— Begin —

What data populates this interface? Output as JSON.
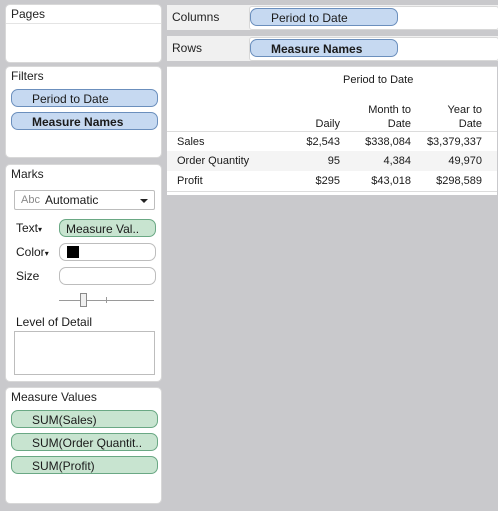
{
  "pages": {
    "title": "Pages"
  },
  "filters": {
    "title": "Filters",
    "items": [
      "Period to Date",
      "Measure Names"
    ]
  },
  "marks": {
    "title": "Marks",
    "mark_type_abbr": "Abc",
    "mark_type": "Automatic",
    "text_label": "Text",
    "text_pill": "Measure Val..",
    "color_label": "Color",
    "color_swatch": "#000000",
    "size_label": "Size",
    "level_of_detail": "Level of Detail"
  },
  "measure_values": {
    "title": "Measure Values",
    "items": [
      "SUM(Sales)",
      "SUM(Order Quantit..",
      "SUM(Profit)"
    ]
  },
  "shelves": {
    "columns_label": "Columns",
    "columns_pill": "Period to Date",
    "rows_label": "Rows",
    "rows_pill": "Measure Names"
  },
  "crosstab": {
    "header": "Period to Date",
    "columns": [
      [
        "",
        "Daily"
      ],
      [
        "Month to",
        "Date"
      ],
      [
        "Year to",
        "Date"
      ]
    ],
    "rows": [
      {
        "label": "Sales",
        "values": [
          "$2,543",
          "$338,084",
          "$3,379,337"
        ]
      },
      {
        "label": "Order Quantity",
        "values": [
          "95",
          "4,384",
          "49,970"
        ]
      },
      {
        "label": "Profit",
        "values": [
          "$295",
          "$43,018",
          "$298,589"
        ]
      }
    ]
  }
}
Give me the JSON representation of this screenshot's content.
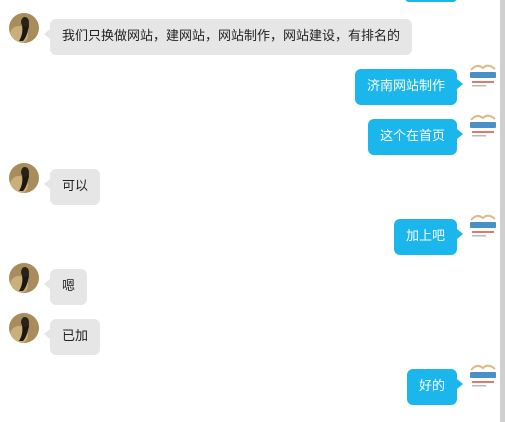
{
  "colors": {
    "sent_bubble": "#1ab6ec",
    "received_bubble": "#e6e6e6",
    "background": "#ffffff"
  },
  "messages": [
    {
      "side": "left",
      "text": "我们只换做网站，建网站，网站制作，网站建设，有排名的"
    },
    {
      "side": "right",
      "text": "济南网站制作"
    },
    {
      "side": "right",
      "text": "这个在首页"
    },
    {
      "side": "left",
      "text": "可以"
    },
    {
      "side": "right",
      "text": "加上吧"
    },
    {
      "side": "left",
      "text": "嗯"
    },
    {
      "side": "left",
      "text": "已加"
    },
    {
      "side": "right",
      "text": "好的"
    }
  ]
}
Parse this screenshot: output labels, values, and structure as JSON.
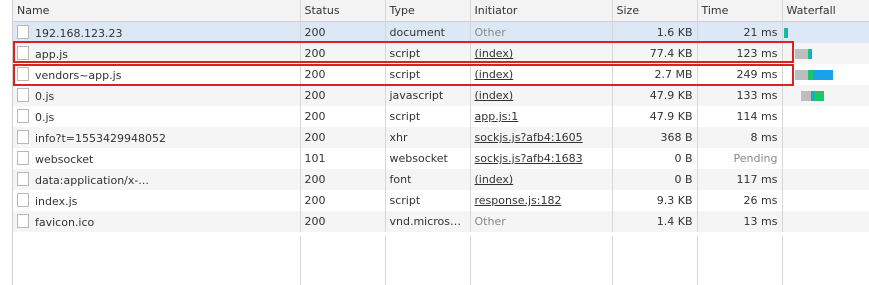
{
  "columns": {
    "name": "Name",
    "status": "Status",
    "type": "Type",
    "initiator": "Initiator",
    "size": "Size",
    "time": "Time",
    "waterfall": "Waterfall"
  },
  "rows": [
    {
      "name": "192.168.123.23",
      "status": "200",
      "type": "document",
      "initiator": "Other",
      "size": "1.6 KB",
      "time": "21 ms"
    },
    {
      "name": "app.js",
      "status": "200",
      "type": "script",
      "initiator": "(index)",
      "size": "77.4 KB",
      "time": "123 ms"
    },
    {
      "name": "vendors~app.js",
      "status": "200",
      "type": "script",
      "initiator": "(index)",
      "size": "2.7 MB",
      "time": "249 ms"
    },
    {
      "name": "0.js",
      "status": "200",
      "type": "javascript",
      "initiator": "(index)",
      "size": "47.9 KB",
      "time": "133 ms"
    },
    {
      "name": "0.js",
      "status": "200",
      "type": "script",
      "initiator": "app.js:1",
      "size": "47.9 KB",
      "time": "114 ms"
    },
    {
      "name": "info?t=1553429948052",
      "status": "200",
      "type": "xhr",
      "initiator": "sockjs.js?afb4:1605",
      "size": "368 B",
      "time": "8 ms"
    },
    {
      "name": "websocket",
      "status": "101",
      "type": "websocket",
      "initiator": "sockjs.js?afb4:1683",
      "size": "0 B",
      "time": "Pending"
    },
    {
      "name": "data:application/x-...",
      "status": "200",
      "type": "font",
      "initiator": "(index)",
      "size": "0 B",
      "time": "117 ms"
    },
    {
      "name": "index.js",
      "status": "200",
      "type": "script",
      "initiator": "response.js:182",
      "size": "9.3 KB",
      "time": "26 ms"
    },
    {
      "name": "favicon.ico",
      "status": "200",
      "type": "vnd.microsof...",
      "initiator": "Other",
      "size": "1.4 KB",
      "time": "13 ms"
    }
  ],
  "colors": {
    "highlight": "#e02020",
    "waiting": "#bdbdbd",
    "download": "#1aa3e8",
    "ttfb": "#1fc46a",
    "selected_row": "#dde8f6"
  }
}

— End —

The records above must be echoed exactly, minus their pictures.

**THE REPLY:**
What data populates this interface? Output as JSON.
{
  "pages": {
    "title": "Pages"
  },
  "filters": {
    "title": "Filters",
    "items": [
      "Period to Date",
      "Measure Names"
    ]
  },
  "marks": {
    "title": "Marks",
    "mark_type_abbr": "Abc",
    "mark_type": "Automatic",
    "text_label": "Text",
    "text_pill": "Measure Val..",
    "color_label": "Color",
    "color_swatch": "#000000",
    "size_label": "Size",
    "level_of_detail": "Level of Detail"
  },
  "measure_values": {
    "title": "Measure Values",
    "items": [
      "SUM(Sales)",
      "SUM(Order Quantit..",
      "SUM(Profit)"
    ]
  },
  "shelves": {
    "columns_label": "Columns",
    "columns_pill": "Period to Date",
    "rows_label": "Rows",
    "rows_pill": "Measure Names"
  },
  "crosstab": {
    "header": "Period to Date",
    "columns": [
      [
        "",
        "Daily"
      ],
      [
        "Month to",
        "Date"
      ],
      [
        "Year to",
        "Date"
      ]
    ],
    "rows": [
      {
        "label": "Sales",
        "values": [
          "$2,543",
          "$338,084",
          "$3,379,337"
        ]
      },
      {
        "label": "Order Quantity",
        "values": [
          "95",
          "4,384",
          "49,970"
        ]
      },
      {
        "label": "Profit",
        "values": [
          "$295",
          "$43,018",
          "$298,589"
        ]
      }
    ]
  }
}
Give me the JSON representation of this screenshot's content.
{
  "colors": {
    "sent_bubble": "#1ab6ec",
    "received_bubble": "#e6e6e6",
    "background": "#ffffff"
  },
  "messages": [
    {
      "side": "left",
      "text": "我们只换做网站，建网站，网站制作，网站建设，有排名的"
    },
    {
      "side": "right",
      "text": "济南网站制作"
    },
    {
      "side": "right",
      "text": "这个在首页"
    },
    {
      "side": "left",
      "text": "可以"
    },
    {
      "side": "right",
      "text": "加上吧"
    },
    {
      "side": "left",
      "text": "嗯"
    },
    {
      "side": "left",
      "text": "已加"
    },
    {
      "side": "right",
      "text": "好的"
    }
  ]
}
Parse this screenshot: output labels, values, and structure as JSON.
{
  "columns": {
    "name": "Name",
    "status": "Status",
    "type": "Type",
    "initiator": "Initiator",
    "size": "Size",
    "time": "Time",
    "waterfall": "Waterfall"
  },
  "rows": [
    {
      "name": "192.168.123.23",
      "status": "200",
      "type": "document",
      "initiator": "Other",
      "size": "1.6 KB",
      "time": "21 ms"
    },
    {
      "name": "app.js",
      "status": "200",
      "type": "script",
      "initiator": "(index)",
      "size": "77.4 KB",
      "time": "123 ms"
    },
    {
      "name": "vendors~app.js",
      "status": "200",
      "type": "script",
      "initiator": "(index)",
      "size": "2.7 MB",
      "time": "249 ms"
    },
    {
      "name": "0.js",
      "status": "200",
      "type": "javascript",
      "initiator": "(index)",
      "size": "47.9 KB",
      "time": "133 ms"
    },
    {
      "name": "0.js",
      "status": "200",
      "type": "script",
      "initiator": "app.js:1",
      "size": "47.9 KB",
      "time": "114 ms"
    },
    {
      "name": "info?t=1553429948052",
      "status": "200",
      "type": "xhr",
      "initiator": "sockjs.js?afb4:1605",
      "size": "368 B",
      "time": "8 ms"
    },
    {
      "name": "websocket",
      "status": "101",
      "type": "websocket",
      "initiator": "sockjs.js?afb4:1683",
      "size": "0 B",
      "time": "Pending"
    },
    {
      "name": "data:application/x-...",
      "status": "200",
      "type": "font",
      "initiator": "(index)",
      "size": "0 B",
      "time": "117 ms"
    },
    {
      "name": "index.js",
      "status": "200",
      "type": "script",
      "initiator": "response.js:182",
      "size": "9.3 KB",
      "time": "26 ms"
    },
    {
      "name": "favicon.ico",
      "status": "200",
      "type": "vnd.microsof...",
      "initiator": "Other",
      "size": "1.4 KB",
      "time": "13 ms"
    }
  ],
  "colors": {
    "highlight": "#e02020",
    "waiting": "#bdbdbd",
    "download": "#1aa3e8",
    "ttfb": "#1fc46a",
    "selected_row": "#dde8f6"
  }
}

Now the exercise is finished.